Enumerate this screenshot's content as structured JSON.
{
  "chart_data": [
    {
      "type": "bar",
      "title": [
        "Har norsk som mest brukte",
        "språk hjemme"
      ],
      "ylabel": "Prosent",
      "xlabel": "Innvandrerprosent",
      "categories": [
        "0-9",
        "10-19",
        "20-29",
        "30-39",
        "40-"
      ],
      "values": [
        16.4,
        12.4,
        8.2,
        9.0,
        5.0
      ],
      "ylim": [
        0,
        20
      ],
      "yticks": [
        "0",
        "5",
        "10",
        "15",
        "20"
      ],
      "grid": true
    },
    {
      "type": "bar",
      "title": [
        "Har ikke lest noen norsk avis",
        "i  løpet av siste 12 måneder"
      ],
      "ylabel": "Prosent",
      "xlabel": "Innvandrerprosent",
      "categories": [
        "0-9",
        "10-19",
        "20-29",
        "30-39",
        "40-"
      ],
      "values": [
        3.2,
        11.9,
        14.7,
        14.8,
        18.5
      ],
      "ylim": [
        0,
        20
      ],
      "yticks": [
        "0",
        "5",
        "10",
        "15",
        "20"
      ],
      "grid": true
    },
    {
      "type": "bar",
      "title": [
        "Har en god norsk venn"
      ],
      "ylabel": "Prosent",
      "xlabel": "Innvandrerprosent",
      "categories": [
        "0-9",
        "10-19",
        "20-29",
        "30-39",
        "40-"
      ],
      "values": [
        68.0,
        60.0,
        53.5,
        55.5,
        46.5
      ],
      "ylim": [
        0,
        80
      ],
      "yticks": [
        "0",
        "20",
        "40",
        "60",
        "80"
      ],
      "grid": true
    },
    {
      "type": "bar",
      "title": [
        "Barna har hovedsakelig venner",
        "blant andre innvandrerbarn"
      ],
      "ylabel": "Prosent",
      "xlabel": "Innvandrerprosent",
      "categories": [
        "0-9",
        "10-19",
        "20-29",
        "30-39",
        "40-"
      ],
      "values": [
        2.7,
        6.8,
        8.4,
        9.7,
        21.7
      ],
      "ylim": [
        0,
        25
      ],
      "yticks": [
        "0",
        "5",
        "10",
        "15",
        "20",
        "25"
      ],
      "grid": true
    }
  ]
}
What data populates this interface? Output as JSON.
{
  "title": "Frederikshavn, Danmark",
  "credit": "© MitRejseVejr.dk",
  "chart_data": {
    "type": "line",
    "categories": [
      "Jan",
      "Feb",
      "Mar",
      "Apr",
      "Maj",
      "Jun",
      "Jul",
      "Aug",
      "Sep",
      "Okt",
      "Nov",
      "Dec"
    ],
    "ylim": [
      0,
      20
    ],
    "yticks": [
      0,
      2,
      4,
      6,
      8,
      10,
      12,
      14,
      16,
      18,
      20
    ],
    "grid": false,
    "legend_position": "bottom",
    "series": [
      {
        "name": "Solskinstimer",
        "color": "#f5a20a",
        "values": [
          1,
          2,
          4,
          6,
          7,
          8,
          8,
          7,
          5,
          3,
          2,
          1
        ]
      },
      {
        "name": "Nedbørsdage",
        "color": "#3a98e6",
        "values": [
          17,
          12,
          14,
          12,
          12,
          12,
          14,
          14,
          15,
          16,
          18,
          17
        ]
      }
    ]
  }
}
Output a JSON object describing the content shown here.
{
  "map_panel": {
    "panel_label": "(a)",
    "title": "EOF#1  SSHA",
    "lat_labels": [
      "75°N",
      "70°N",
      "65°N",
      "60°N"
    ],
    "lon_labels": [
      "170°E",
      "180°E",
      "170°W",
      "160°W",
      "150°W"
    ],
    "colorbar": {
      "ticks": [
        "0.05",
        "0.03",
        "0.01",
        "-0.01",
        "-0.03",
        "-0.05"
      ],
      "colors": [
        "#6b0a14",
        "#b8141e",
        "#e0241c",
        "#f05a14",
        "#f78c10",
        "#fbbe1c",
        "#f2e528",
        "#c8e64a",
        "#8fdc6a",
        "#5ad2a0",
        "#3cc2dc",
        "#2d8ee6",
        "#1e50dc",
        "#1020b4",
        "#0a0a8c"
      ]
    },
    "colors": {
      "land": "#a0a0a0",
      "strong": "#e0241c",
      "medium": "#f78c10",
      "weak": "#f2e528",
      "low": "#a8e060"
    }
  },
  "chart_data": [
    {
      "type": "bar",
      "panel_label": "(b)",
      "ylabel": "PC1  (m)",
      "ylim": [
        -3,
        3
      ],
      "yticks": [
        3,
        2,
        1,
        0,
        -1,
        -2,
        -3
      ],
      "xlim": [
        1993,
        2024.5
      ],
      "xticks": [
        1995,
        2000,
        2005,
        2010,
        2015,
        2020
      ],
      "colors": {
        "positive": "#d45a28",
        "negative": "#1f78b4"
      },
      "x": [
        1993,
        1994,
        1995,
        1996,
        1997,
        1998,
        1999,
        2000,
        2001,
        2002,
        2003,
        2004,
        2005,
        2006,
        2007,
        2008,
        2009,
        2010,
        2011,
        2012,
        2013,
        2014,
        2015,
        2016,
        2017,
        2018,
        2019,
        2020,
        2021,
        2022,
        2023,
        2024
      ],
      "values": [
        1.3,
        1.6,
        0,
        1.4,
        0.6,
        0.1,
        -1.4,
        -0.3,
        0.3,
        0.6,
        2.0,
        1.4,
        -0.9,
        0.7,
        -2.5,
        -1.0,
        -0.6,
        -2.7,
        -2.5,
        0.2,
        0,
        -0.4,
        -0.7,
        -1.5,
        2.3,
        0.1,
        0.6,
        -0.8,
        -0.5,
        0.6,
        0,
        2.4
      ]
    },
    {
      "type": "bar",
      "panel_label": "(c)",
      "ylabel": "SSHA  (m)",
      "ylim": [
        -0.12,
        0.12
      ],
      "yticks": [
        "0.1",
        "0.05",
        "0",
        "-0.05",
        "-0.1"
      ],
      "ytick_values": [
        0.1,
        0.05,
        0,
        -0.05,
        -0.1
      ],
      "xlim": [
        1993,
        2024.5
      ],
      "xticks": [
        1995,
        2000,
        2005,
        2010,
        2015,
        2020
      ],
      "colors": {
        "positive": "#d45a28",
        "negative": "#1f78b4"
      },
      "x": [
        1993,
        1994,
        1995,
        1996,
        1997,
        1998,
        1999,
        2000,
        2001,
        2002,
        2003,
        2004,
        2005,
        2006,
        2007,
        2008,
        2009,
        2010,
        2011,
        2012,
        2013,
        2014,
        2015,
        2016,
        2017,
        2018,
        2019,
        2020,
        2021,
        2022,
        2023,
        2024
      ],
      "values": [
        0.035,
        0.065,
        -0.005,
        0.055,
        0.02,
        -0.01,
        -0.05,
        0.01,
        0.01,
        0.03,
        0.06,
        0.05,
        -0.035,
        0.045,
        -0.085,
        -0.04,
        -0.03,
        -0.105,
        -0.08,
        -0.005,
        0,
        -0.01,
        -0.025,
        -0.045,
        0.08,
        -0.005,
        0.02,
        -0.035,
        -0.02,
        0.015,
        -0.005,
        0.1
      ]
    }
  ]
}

* _Work to be completed_: Reproduce each record exactly, leaving nothing out.

* _Answer in full_:
Enumerate this screenshot's content as structured JSON.
{
  "chart_data": [
    {
      "type": "bar",
      "title": [
        "Har norsk som mest brukte",
        "språk hjemme"
      ],
      "ylabel": "Prosent",
      "xlabel": "Innvandrerprosent",
      "categories": [
        "0-9",
        "10-19",
        "20-29",
        "30-39",
        "40-"
      ],
      "values": [
        16.4,
        12.4,
        8.2,
        9.0,
        5.0
      ],
      "ylim": [
        0,
        20
      ],
      "yticks": [
        "0",
        "5",
        "10",
        "15",
        "20"
      ],
      "grid": true
    },
    {
      "type": "bar",
      "title": [
        "Har ikke lest noen norsk avis",
        "i  løpet av siste 12 måneder"
      ],
      "ylabel": "Prosent",
      "xlabel": "Innvandrerprosent",
      "categories": [
        "0-9",
        "10-19",
        "20-29",
        "30-39",
        "40-"
      ],
      "values": [
        3.2,
        11.9,
        14.7,
        14.8,
        18.5
      ],
      "ylim": [
        0,
        20
      ],
      "yticks": [
        "0",
        "5",
        "10",
        "15",
        "20"
      ],
      "grid": true
    },
    {
      "type": "bar",
      "title": [
        "Har en god norsk venn"
      ],
      "ylabel": "Prosent",
      "xlabel": "Innvandrerprosent",
      "categories": [
        "0-9",
        "10-19",
        "20-29",
        "30-39",
        "40-"
      ],
      "values": [
        68.0,
        60.0,
        53.5,
        55.5,
        46.5
      ],
      "ylim": [
        0,
        80
      ],
      "yticks": [
        "0",
        "20",
        "40",
        "60",
        "80"
      ],
      "grid": true
    },
    {
      "type": "bar",
      "title": [
        "Barna har hovedsakelig venner",
        "blant andre innvandrerbarn"
      ],
      "ylabel": "Prosent",
      "xlabel": "Innvandrerprosent",
      "categories": [
        "0-9",
        "10-19",
        "20-29",
        "30-39",
        "40-"
      ],
      "values": [
        2.7,
        6.8,
        8.4,
        9.7,
        21.7
      ],
      "ylim": [
        0,
        25
      ],
      "yticks": [
        "0",
        "5",
        "10",
        "15",
        "20",
        "25"
      ],
      "grid": true
    }
  ]
}
What data populates this interface? Output as JSON.
{
  "title": "Frederikshavn, Danmark",
  "credit": "© MitRejseVejr.dk",
  "chart_data": {
    "type": "line",
    "categories": [
      "Jan",
      "Feb",
      "Mar",
      "Apr",
      "Maj",
      "Jun",
      "Jul",
      "Aug",
      "Sep",
      "Okt",
      "Nov",
      "Dec"
    ],
    "ylim": [
      0,
      20
    ],
    "yticks": [
      0,
      2,
      4,
      6,
      8,
      10,
      12,
      14,
      16,
      18,
      20
    ],
    "grid": false,
    "legend_position": "bottom",
    "series": [
      {
        "name": "Solskinstimer",
        "color": "#f5a20a",
        "values": [
          1,
          2,
          4,
          6,
          7,
          8,
          8,
          7,
          5,
          3,
          2,
          1
        ]
      },
      {
        "name": "Nedbørsdage",
        "color": "#3a98e6",
        "values": [
          17,
          12,
          14,
          12,
          12,
          12,
          14,
          14,
          15,
          16,
          18,
          17
        ]
      }
    ]
  }
}
Output a JSON object describing the content shown here.
{
  "map_panel": {
    "panel_label": "(a)",
    "title": "EOF#1  SSHA",
    "lat_labels": [
      "75°N",
      "70°N",
      "65°N",
      "60°N"
    ],
    "lon_labels": [
      "170°E",
      "180°E",
      "170°W",
      "160°W",
      "150°W"
    ],
    "colorbar": {
      "ticks": [
        "0.05",
        "0.03",
        "0.01",
        "-0.01",
        "-0.03",
        "-0.05"
      ],
      "colors": [
        "#6b0a14",
        "#b8141e",
        "#e0241c",
        "#f05a14",
        "#f78c10",
        "#fbbe1c",
        "#f2e528",
        "#c8e64a",
        "#8fdc6a",
        "#5ad2a0",
        "#3cc2dc",
        "#2d8ee6",
        "#1e50dc",
        "#1020b4",
        "#0a0a8c"
      ]
    },
    "colors": {
      "land": "#a0a0a0",
      "strong": "#e0241c",
      "medium": "#f78c10",
      "weak": "#f2e528",
      "low": "#a8e060"
    }
  },
  "chart_data": [
    {
      "type": "bar",
      "panel_label": "(b)",
      "ylabel": "PC1  (m)",
      "ylim": [
        -3,
        3
      ],
      "yticks": [
        3,
        2,
        1,
        0,
        -1,
        -2,
        -3
      ],
      "xlim": [
        1993,
        2024.5
      ],
      "xticks": [
        1995,
        2000,
        2005,
        2010,
        2015,
        2020
      ],
      "colors": {
        "positive": "#d45a28",
        "negative": "#1f78b4"
      },
      "x": [
        1993,
        1994,
        1995,
        1996,
        1997,
        1998,
        1999,
        2000,
        2001,
        2002,
        2003,
        2004,
        2005,
        2006,
        2007,
        2008,
        2009,
        2010,
        2011,
        2012,
        2013,
        2014,
        2015,
        2016,
        2017,
        2018,
        2019,
        2020,
        2021,
        2022,
        2023,
        2024
      ],
      "values": [
        1.3,
        1.6,
        0,
        1.4,
        0.6,
        0.1,
        -1.4,
        -0.3,
        0.3,
        0.6,
        2.0,
        1.4,
        -0.9,
        0.7,
        -2.5,
        -1.0,
        -0.6,
        -2.7,
        -2.5,
        0.2,
        0,
        -0.4,
        -0.7,
        -1.5,
        2.3,
        0.1,
        0.6,
        -0.8,
        -0.5,
        0.6,
        0,
        2.4
      ]
    },
    {
      "type": "bar",
      "panel_label": "(c)",
      "ylabel": "SSHA  (m)",
      "ylim": [
        -0.12,
        0.12
      ],
      "yticks": [
        "0.1",
        "0.05",
        "0",
        "-0.05",
        "-0.1"
      ],
      "ytick_values": [
        0.1,
        0.05,
        0,
        -0.05,
        -0.1
      ],
      "xlim": [
        1993,
        2024.5
      ],
      "xticks": [
        1995,
        2000,
        2005,
        2010,
        2015,
        2020
      ],
      "colors": {
        "positive": "#d45a28",
        "negative": "#1f78b4"
      },
      "x": [
        1993,
        1994,
        1995,
        1996,
        1997,
        1998,
        1999,
        2000,
        2001,
        2002,
        2003,
        2004,
        2005,
        2006,
        2007,
        2008,
        2009,
        2010,
        2011,
        2012,
        2013,
        2014,
        2015,
        2016,
        2017,
        2018,
        2019,
        2020,
        2021,
        2022,
        2023,
        2024
      ],
      "values": [
        0.035,
        0.065,
        -0.005,
        0.055,
        0.02,
        -0.01,
        -0.05,
        0.01,
        0.01,
        0.03,
        0.06,
        0.05,
        -0.035,
        0.045,
        -0.085,
        -0.04,
        -0.03,
        -0.105,
        -0.08,
        -0.005,
        0,
        -0.01,
        -0.025,
        -0.045,
        0.08,
        -0.005,
        0.02,
        -0.035,
        -0.02,
        0.015,
        -0.005,
        0.1
      ]
    }
  ]
}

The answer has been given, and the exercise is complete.